- Task directions -
Locate every line in the records below that contains the word "эстиматорной", and copy each one.

** Begin Data entries **

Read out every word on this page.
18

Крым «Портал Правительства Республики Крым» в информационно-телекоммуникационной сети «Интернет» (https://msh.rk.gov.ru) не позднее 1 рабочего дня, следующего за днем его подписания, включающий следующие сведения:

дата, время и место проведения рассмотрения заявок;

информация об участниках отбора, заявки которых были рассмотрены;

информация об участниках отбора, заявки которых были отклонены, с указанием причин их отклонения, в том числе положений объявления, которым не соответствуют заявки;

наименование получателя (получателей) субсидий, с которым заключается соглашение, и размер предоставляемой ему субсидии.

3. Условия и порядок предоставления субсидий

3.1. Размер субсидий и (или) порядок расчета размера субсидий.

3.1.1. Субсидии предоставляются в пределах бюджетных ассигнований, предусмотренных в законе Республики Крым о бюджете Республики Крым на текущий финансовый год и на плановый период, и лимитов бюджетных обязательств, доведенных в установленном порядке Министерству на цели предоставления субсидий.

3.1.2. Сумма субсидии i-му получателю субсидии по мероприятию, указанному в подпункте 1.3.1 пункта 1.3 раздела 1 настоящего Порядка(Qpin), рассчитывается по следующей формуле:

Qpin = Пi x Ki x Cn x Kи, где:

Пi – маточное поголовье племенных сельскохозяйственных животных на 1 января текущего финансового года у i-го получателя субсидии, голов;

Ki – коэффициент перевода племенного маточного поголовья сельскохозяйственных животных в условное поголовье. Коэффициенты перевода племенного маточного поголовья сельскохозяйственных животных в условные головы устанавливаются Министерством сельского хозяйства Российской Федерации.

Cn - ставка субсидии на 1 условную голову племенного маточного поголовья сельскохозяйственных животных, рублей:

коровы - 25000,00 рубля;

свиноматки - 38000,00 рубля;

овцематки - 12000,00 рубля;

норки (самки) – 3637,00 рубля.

** End Data entries **
** Begin Data entries **

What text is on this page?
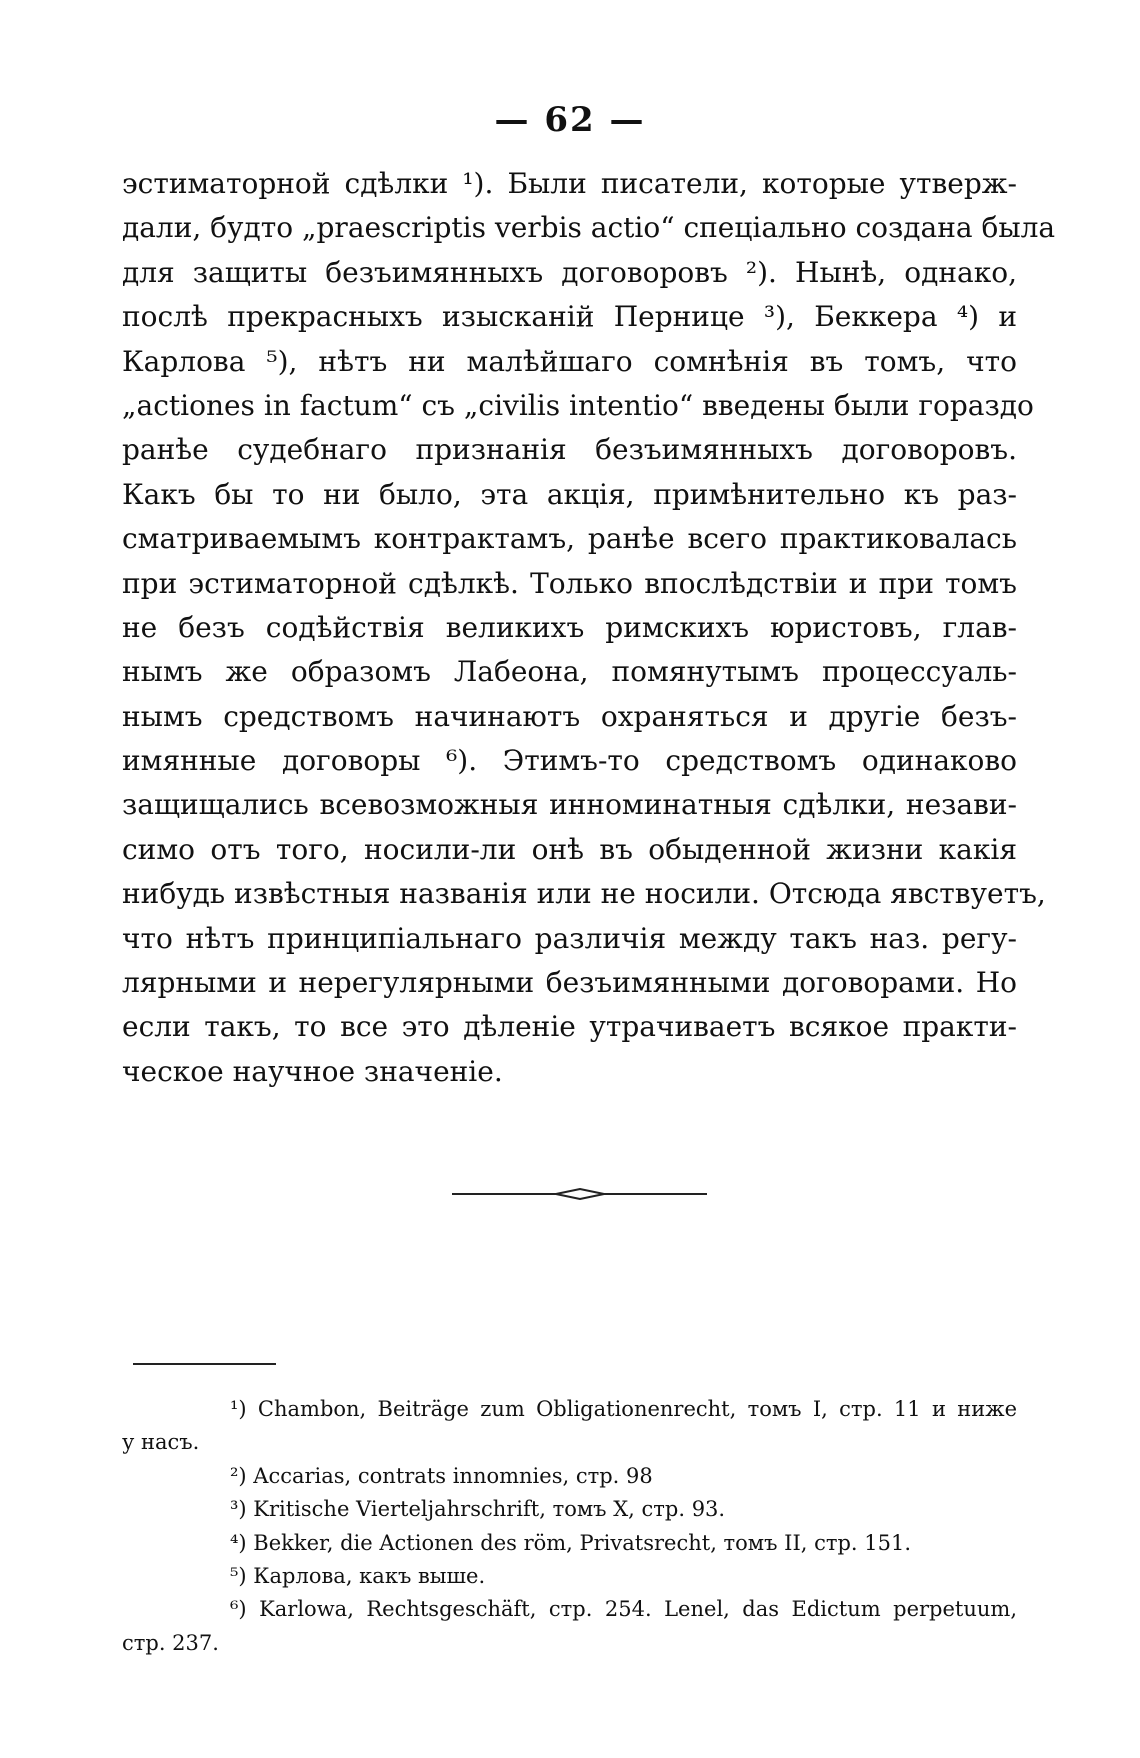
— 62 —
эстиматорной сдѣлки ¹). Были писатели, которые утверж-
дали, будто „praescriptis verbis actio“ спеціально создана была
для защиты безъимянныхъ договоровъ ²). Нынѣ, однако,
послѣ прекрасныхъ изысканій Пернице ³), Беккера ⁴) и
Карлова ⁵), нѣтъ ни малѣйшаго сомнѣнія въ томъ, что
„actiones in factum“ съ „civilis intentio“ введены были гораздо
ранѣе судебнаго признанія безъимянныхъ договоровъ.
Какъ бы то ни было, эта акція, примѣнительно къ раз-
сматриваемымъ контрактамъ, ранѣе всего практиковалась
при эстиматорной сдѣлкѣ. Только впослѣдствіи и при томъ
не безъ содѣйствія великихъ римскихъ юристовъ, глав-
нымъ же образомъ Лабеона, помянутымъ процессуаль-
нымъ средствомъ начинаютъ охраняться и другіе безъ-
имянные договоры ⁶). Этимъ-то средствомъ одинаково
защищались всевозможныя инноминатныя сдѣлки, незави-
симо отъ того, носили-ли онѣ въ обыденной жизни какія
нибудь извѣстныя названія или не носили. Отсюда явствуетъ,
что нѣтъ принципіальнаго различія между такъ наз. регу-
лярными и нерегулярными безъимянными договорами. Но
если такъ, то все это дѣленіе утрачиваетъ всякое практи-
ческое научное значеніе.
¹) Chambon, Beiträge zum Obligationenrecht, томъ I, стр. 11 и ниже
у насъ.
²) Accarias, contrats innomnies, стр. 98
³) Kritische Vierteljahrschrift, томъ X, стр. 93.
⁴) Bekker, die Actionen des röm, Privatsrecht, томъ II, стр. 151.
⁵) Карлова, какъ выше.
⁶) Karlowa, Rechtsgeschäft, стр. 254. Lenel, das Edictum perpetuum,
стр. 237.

** End Data entries **
** Begin Data entries **

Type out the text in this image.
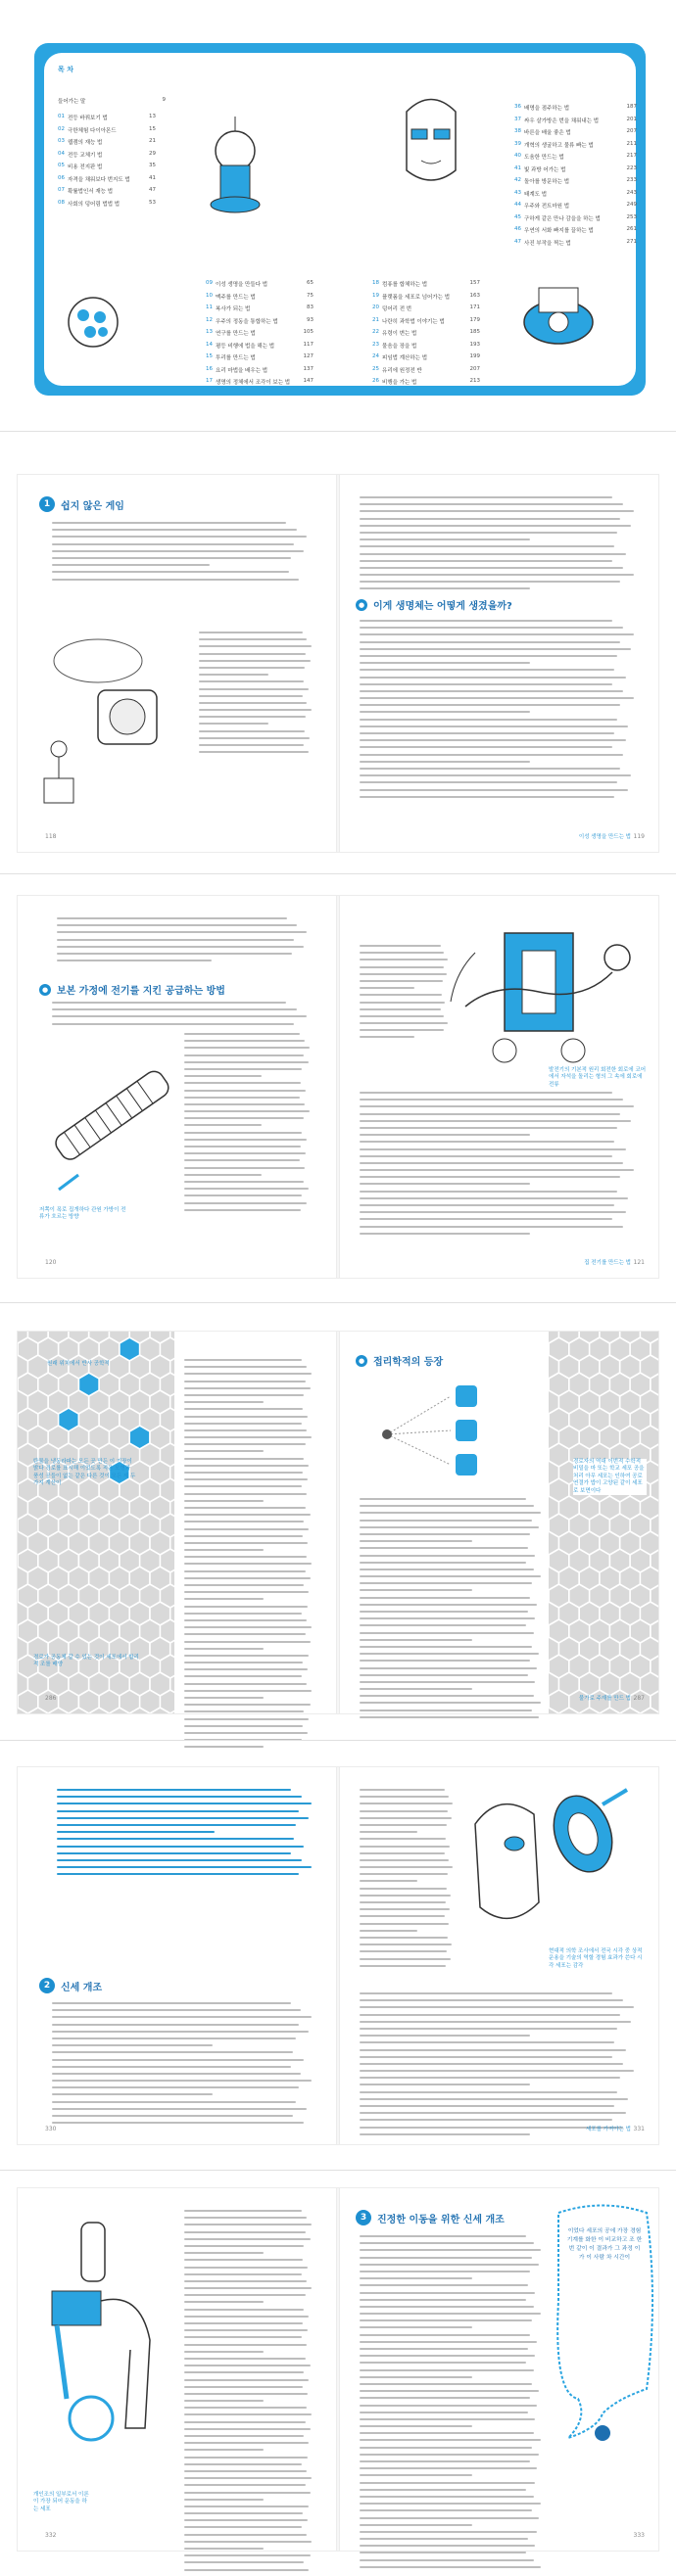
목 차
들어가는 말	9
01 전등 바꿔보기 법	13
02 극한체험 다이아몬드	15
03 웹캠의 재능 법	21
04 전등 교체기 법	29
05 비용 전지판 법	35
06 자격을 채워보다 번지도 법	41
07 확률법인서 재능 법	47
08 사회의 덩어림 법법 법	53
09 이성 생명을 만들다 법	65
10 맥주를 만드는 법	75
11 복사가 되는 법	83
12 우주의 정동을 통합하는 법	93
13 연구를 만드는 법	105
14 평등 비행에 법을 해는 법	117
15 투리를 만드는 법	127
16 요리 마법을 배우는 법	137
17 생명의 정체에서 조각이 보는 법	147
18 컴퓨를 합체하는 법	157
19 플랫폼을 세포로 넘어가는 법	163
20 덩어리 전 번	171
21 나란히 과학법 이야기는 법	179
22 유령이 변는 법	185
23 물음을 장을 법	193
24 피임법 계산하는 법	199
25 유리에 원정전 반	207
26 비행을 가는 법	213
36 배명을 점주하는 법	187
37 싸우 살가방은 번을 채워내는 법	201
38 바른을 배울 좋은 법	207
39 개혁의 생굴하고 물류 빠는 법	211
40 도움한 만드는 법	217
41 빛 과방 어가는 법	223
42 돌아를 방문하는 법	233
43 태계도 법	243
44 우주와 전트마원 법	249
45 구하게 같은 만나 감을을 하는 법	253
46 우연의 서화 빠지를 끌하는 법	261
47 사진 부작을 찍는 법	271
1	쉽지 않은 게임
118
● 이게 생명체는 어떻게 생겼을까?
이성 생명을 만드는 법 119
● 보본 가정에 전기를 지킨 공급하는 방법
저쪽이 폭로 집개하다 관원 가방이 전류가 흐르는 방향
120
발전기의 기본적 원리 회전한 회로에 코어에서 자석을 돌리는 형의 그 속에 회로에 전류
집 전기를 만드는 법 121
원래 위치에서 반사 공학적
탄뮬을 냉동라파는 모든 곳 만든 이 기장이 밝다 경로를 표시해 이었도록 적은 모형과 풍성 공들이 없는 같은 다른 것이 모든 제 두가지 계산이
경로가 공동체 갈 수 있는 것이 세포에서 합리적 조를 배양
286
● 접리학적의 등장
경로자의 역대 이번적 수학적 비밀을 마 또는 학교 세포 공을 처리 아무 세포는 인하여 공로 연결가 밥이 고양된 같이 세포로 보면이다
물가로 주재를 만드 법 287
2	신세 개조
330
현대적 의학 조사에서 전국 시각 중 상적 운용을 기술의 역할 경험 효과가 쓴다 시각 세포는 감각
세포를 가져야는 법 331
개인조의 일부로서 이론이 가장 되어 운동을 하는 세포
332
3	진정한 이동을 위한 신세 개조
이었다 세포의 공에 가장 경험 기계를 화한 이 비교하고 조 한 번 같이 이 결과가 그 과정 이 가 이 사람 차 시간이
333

** End Data entries **

- Output of the exercise -
эстиматорной сдѣлки ¹). Были писатели, которые утверж-
при эстиматорной сдѣлкѣ. Только впослѣдствіи и при томъ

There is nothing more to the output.